Start
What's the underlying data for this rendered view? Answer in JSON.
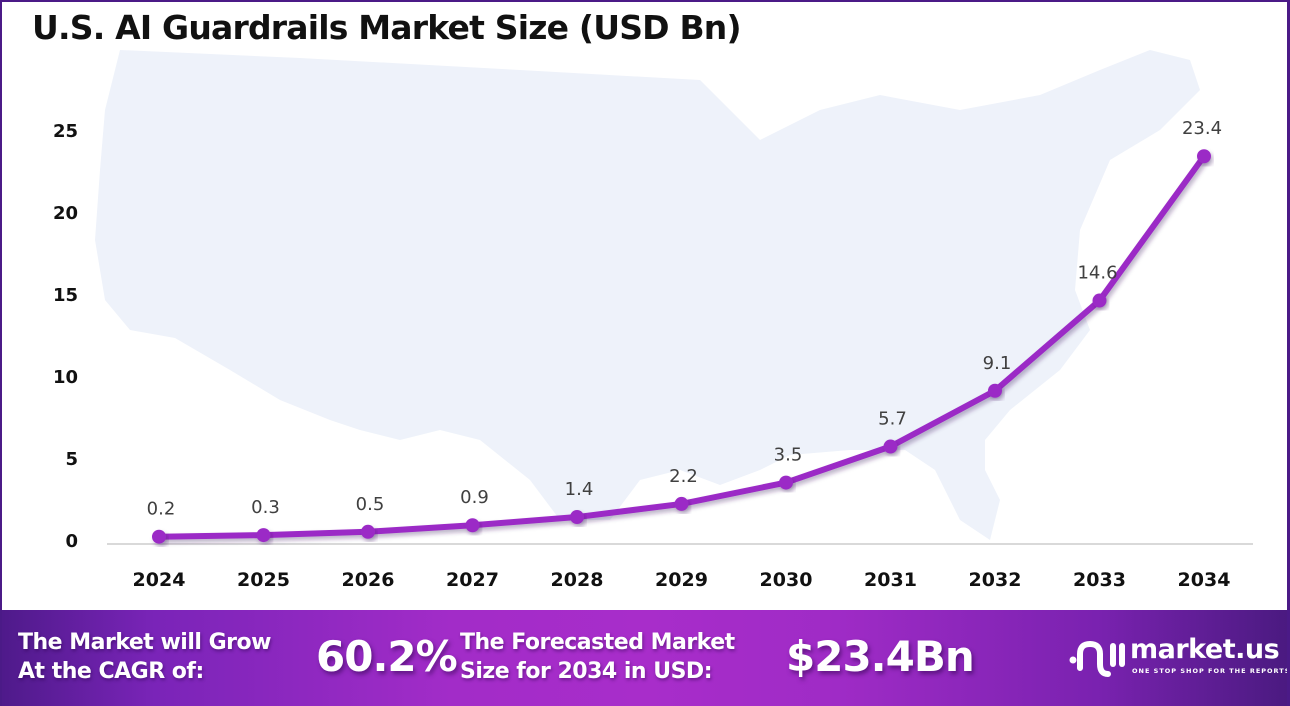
{
  "title": "U.S. AI Guardrails Market Size (USD Bn)",
  "colors": {
    "line": "#9b2bc6",
    "border": "#4b1a87",
    "map": "#eef2fa",
    "axis": "#d9d9d9"
  },
  "chart_data": {
    "type": "line",
    "title": "U.S. AI Guardrails Market Size (USD Bn)",
    "xlabel": "",
    "ylabel": "",
    "categories": [
      "2024",
      "2025",
      "2026",
      "2027",
      "2028",
      "2029",
      "2030",
      "2031",
      "2032",
      "2033",
      "2034"
    ],
    "series": [
      {
        "name": "Market Size (USD Bn)",
        "values": [
          0.2,
          0.3,
          0.5,
          0.9,
          1.4,
          2.2,
          3.5,
          5.7,
          9.1,
          14.6,
          23.4
        ],
        "labels": [
          "0.2",
          "0.3",
          "0.5",
          "0.9",
          "1.4",
          "2.2",
          "3.5",
          "5.7",
          "9.1",
          "14.6",
          "23.4"
        ]
      }
    ],
    "yticks": [
      "0",
      "5",
      "10",
      "15",
      "20",
      "25"
    ],
    "ylim": [
      0,
      25
    ],
    "grid": false,
    "legend": "none"
  },
  "footer": {
    "cagr_label_line1": "The Market will Grow",
    "cagr_label_line2": "At the CAGR of:",
    "cagr_value": "60.2%",
    "forecast_label_line1": "The Forecasted Market",
    "forecast_label_line2": "Size for 2034 in USD:",
    "forecast_value": "$23.4Bn",
    "logo_name": "market.us",
    "logo_tagline": "ONE STOP SHOP FOR THE REPORTS"
  }
}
End
**Directions**
In the entries above, count every line containing the word "Guardrails". Write only the total.

**Written response**
2